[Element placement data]
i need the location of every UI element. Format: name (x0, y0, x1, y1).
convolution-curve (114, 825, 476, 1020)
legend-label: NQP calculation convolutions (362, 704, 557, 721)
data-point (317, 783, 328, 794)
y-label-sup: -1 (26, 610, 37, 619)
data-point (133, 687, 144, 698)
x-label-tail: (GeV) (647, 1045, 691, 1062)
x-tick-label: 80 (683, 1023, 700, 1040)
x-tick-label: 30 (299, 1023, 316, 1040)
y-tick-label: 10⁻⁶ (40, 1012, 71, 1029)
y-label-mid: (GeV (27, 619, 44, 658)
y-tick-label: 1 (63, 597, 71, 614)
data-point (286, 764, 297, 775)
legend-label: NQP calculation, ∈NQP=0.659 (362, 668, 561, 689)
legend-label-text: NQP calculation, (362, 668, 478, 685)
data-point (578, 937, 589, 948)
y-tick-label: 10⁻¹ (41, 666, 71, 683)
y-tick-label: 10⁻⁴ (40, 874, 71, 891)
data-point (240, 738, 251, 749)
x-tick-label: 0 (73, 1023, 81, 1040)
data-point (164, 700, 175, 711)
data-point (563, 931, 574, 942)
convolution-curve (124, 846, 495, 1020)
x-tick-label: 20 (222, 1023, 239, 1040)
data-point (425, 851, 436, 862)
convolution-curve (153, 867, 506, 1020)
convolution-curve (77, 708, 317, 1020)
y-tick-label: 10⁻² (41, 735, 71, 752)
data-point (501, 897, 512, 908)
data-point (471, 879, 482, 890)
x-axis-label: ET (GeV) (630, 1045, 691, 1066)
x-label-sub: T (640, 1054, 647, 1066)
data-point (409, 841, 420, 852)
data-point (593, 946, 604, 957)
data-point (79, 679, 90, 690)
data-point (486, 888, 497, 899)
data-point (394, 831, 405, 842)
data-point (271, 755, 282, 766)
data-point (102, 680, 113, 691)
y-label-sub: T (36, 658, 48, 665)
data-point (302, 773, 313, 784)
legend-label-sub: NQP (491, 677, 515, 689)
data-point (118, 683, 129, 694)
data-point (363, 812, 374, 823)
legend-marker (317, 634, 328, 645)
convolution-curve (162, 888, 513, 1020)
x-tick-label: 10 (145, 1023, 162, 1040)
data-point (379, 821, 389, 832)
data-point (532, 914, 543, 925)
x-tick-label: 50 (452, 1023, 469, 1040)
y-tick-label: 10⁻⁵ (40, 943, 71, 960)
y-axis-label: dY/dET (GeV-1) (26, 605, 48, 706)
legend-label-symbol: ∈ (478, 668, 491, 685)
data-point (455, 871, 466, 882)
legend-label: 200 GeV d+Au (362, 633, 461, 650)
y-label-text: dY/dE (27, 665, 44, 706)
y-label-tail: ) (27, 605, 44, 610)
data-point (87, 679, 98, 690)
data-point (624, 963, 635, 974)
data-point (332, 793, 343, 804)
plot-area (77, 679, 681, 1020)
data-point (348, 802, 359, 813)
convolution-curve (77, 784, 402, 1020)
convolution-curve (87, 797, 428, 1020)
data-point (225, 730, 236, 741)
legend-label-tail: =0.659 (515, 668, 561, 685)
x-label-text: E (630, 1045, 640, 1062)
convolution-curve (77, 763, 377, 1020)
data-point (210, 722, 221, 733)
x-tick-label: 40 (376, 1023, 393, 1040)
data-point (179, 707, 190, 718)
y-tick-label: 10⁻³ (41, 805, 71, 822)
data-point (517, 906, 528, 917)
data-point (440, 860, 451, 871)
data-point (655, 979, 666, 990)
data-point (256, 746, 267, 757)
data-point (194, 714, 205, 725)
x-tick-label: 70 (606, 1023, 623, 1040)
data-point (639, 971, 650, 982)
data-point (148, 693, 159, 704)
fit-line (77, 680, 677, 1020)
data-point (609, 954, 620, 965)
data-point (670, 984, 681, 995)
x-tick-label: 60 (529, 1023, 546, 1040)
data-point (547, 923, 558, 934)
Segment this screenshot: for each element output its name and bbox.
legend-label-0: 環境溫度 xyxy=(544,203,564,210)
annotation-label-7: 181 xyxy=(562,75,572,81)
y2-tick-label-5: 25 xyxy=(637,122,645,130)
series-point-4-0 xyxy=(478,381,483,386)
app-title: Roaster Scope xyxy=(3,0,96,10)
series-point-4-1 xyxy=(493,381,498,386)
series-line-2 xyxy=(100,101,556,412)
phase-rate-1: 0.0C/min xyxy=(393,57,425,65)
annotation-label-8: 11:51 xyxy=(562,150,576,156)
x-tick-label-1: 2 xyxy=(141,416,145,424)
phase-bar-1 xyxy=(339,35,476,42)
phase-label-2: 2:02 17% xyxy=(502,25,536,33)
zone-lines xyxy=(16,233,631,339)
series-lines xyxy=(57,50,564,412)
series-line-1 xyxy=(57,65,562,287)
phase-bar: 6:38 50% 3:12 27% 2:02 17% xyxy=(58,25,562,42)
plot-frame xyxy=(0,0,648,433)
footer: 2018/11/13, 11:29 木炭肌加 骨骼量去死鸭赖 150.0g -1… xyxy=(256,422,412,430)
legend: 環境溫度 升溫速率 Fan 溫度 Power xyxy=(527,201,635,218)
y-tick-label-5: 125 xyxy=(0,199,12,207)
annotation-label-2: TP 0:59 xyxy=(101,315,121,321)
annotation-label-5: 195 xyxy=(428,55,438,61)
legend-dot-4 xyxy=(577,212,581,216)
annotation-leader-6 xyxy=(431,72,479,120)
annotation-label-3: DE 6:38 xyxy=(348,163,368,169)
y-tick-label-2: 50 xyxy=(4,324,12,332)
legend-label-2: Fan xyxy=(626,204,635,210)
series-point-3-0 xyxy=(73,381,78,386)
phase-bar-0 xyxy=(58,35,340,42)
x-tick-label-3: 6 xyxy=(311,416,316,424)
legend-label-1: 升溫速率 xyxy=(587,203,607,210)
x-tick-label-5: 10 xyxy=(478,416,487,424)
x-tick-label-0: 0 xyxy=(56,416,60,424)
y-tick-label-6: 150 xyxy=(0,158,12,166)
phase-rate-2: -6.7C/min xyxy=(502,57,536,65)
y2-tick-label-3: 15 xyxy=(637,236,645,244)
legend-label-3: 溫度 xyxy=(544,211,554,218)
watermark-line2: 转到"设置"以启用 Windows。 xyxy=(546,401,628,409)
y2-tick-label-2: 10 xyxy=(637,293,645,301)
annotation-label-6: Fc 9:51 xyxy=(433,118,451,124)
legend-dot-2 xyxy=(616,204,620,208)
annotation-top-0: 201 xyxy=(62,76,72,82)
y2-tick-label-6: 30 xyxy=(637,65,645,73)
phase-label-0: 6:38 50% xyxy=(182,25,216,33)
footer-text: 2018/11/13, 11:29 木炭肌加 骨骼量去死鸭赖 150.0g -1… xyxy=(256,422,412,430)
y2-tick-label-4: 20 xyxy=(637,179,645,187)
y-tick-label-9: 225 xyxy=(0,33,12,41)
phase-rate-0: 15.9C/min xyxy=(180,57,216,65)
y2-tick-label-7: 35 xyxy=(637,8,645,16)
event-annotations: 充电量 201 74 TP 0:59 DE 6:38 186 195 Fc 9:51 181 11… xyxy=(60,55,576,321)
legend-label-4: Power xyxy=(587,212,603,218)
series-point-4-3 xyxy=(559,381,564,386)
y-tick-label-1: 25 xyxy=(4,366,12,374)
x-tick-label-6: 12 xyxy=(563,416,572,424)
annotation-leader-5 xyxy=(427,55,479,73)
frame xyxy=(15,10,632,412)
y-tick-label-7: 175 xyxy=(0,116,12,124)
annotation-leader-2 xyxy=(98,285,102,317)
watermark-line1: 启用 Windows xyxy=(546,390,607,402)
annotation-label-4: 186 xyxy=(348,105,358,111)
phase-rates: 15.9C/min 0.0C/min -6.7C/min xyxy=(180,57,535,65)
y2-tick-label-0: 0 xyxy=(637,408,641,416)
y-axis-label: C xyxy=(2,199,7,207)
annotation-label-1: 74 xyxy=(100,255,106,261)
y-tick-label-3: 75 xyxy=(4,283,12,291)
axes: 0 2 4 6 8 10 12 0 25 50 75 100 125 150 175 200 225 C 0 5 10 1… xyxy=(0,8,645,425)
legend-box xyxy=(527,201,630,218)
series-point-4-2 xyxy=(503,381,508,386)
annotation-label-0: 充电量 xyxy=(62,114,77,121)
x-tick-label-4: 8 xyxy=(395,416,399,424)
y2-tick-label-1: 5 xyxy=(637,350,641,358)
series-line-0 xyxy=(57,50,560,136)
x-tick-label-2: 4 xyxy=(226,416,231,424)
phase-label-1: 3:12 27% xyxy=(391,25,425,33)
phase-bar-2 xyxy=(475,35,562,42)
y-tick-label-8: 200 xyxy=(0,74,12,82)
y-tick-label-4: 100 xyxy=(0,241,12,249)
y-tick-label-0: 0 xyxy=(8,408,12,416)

Goal | Return every line of the material that contains the string "lines". Case matters.

Answer below |
zone-lines xyxy=(16,233,631,339)
series-lines xyxy=(57,50,564,412)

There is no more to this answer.